**SET EXERCISE**
Output each line of the material exactly as it stands.

--- start GIVEN RECORDS ---

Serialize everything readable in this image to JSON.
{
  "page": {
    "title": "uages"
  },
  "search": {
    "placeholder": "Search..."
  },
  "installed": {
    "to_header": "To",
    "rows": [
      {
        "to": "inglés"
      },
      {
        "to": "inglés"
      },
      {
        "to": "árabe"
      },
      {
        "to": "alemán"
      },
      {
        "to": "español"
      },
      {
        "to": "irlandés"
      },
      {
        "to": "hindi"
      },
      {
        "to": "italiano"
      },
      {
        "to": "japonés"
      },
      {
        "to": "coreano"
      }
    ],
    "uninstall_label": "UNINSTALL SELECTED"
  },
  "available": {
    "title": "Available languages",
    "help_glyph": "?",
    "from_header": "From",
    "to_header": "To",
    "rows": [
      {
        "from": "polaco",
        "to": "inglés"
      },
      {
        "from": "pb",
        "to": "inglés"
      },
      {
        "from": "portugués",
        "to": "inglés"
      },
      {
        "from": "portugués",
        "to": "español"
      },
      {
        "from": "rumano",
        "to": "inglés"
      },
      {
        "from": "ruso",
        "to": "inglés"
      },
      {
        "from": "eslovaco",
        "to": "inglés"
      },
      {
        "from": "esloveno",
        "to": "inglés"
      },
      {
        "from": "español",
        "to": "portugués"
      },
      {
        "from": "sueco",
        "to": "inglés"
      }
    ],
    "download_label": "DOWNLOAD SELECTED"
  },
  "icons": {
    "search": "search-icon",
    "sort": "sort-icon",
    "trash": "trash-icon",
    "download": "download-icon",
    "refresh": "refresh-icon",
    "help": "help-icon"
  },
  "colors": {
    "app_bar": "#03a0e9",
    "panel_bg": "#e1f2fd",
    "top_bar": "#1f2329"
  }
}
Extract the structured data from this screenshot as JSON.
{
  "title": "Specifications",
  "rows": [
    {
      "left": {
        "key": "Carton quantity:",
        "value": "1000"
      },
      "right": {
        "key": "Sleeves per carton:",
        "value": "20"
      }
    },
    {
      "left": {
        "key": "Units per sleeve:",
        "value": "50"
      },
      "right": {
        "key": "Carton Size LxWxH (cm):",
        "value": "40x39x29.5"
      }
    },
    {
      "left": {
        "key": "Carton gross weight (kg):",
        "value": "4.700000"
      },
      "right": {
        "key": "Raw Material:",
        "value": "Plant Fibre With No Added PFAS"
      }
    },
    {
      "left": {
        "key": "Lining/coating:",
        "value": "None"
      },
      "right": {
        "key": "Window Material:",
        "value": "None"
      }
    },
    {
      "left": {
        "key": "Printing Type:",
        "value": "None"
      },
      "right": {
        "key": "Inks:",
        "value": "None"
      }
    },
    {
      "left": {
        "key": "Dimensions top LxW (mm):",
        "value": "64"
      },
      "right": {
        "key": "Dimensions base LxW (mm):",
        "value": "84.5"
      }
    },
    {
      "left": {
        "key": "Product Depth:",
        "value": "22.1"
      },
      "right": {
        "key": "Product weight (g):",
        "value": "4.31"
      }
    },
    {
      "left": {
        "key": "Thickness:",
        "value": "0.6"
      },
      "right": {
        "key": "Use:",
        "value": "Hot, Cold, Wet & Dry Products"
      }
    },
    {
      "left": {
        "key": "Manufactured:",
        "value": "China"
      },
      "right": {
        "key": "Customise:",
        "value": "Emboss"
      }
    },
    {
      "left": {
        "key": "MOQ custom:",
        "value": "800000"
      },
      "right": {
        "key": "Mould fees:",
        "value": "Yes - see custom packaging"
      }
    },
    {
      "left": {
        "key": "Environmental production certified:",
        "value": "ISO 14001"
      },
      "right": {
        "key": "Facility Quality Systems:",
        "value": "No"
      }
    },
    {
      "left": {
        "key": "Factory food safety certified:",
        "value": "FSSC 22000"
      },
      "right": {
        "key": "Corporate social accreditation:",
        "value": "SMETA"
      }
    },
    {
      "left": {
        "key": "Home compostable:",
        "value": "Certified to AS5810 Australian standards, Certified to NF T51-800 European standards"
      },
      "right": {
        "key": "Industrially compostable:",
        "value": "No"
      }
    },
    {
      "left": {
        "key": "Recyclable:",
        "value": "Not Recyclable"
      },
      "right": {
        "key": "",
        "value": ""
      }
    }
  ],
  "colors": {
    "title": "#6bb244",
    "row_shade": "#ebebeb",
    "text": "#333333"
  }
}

--- end GIVEN RECORDS ---

**THE RESPONSE**
Serialize everything readable in this image to JSON.
{
  "page": {
    "title": "uages"
  },
  "search": {
    "placeholder": "Search..."
  },
  "installed": {
    "to_header": "To",
    "rows": [
      {
        "to": "inglés"
      },
      {
        "to": "inglés"
      },
      {
        "to": "árabe"
      },
      {
        "to": "alemán"
      },
      {
        "to": "español"
      },
      {
        "to": "irlandés"
      },
      {
        "to": "hindi"
      },
      {
        "to": "italiano"
      },
      {
        "to": "japonés"
      },
      {
        "to": "coreano"
      }
    ],
    "uninstall_label": "UNINSTALL SELECTED"
  },
  "available": {
    "title": "Available languages",
    "help_glyph": "?",
    "from_header": "From",
    "to_header": "To",
    "rows": [
      {
        "from": "polaco",
        "to": "inglés"
      },
      {
        "from": "pb",
        "to": "inglés"
      },
      {
        "from": "portugués",
        "to": "inglés"
      },
      {
        "from": "portugués",
        "to": "español"
      },
      {
        "from": "rumano",
        "to": "inglés"
      },
      {
        "from": "ruso",
        "to": "inglés"
      },
      {
        "from": "eslovaco",
        "to": "inglés"
      },
      {
        "from": "esloveno",
        "to": "inglés"
      },
      {
        "from": "español",
        "to": "portugués"
      },
      {
        "from": "sueco",
        "to": "inglés"
      }
    ],
    "download_label": "DOWNLOAD SELECTED"
  },
  "icons": {
    "search": "search-icon",
    "sort": "sort-icon",
    "trash": "trash-icon",
    "download": "download-icon",
    "refresh": "refresh-icon",
    "help": "help-icon"
  },
  "colors": {
    "app_bar": "#03a0e9",
    "panel_bg": "#e1f2fd",
    "top_bar": "#1f2329"
  }
}
Extract the structured data from this screenshot as JSON.
{
  "title": "Specifications",
  "rows": [
    {
      "left": {
        "key": "Carton quantity:",
        "value": "1000"
      },
      "right": {
        "key": "Sleeves per carton:",
        "value": "20"
      }
    },
    {
      "left": {
        "key": "Units per sleeve:",
        "value": "50"
      },
      "right": {
        "key": "Carton Size LxWxH (cm):",
        "value": "40x39x29.5"
      }
    },
    {
      "left": {
        "key": "Carton gross weight (kg):",
        "value": "4.700000"
      },
      "right": {
        "key": "Raw Material:",
        "value": "Plant Fibre With No Added PFAS"
      }
    },
    {
      "left": {
        "key": "Lining/coating:",
        "value": "None"
      },
      "right": {
        "key": "Window Material:",
        "value": "None"
      }
    },
    {
      "left": {
        "key": "Printing Type:",
        "value": "None"
      },
      "right": {
        "key": "Inks:",
        "value": "None"
      }
    },
    {
      "left": {
        "key": "Dimensions top LxW (mm):",
        "value": "64"
      },
      "right": {
        "key": "Dimensions base LxW (mm):",
        "value": "84.5"
      }
    },
    {
      "left": {
        "key": "Product Depth:",
        "value": "22.1"
      },
      "right": {
        "key": "Product weight (g):",
        "value": "4.31"
      }
    },
    {
      "left": {
        "key": "Thickness:",
        "value": "0.6"
      },
      "right": {
        "key": "Use:",
        "value": "Hot, Cold, Wet & Dry Products"
      }
    },
    {
      "left": {
        "key": "Manufactured:",
        "value": "China"
      },
      "right": {
        "key": "Customise:",
        "value": "Emboss"
      }
    },
    {
      "left": {
        "key": "MOQ custom:",
        "value": "800000"
      },
      "right": {
        "key": "Mould fees:",
        "value": "Yes - see custom packaging"
      }
    },
    {
      "left": {
        "key": "Environmental production certified:",
        "value": "ISO 14001"
      },
      "right": {
        "key": "Facility Quality Systems:",
        "value": "No"
      }
    },
    {
      "left": {
        "key": "Factory food safety certified:",
        "value": "FSSC 22000"
      },
      "right": {
        "key": "Corporate social accreditation:",
        "value": "SMETA"
      }
    },
    {
      "left": {
        "key": "Home compostable:",
        "value": "Certified to AS5810 Australian standards, Certified to NF T51-800 European standards"
      },
      "right": {
        "key": "Industrially compostable:",
        "value": "No"
      }
    },
    {
      "left": {
        "key": "Recyclable:",
        "value": "Not Recyclable"
      },
      "right": {
        "key": "",
        "value": ""
      }
    }
  ],
  "colors": {
    "title": "#6bb244",
    "row_shade": "#ebebeb",
    "text": "#333333"
  }
}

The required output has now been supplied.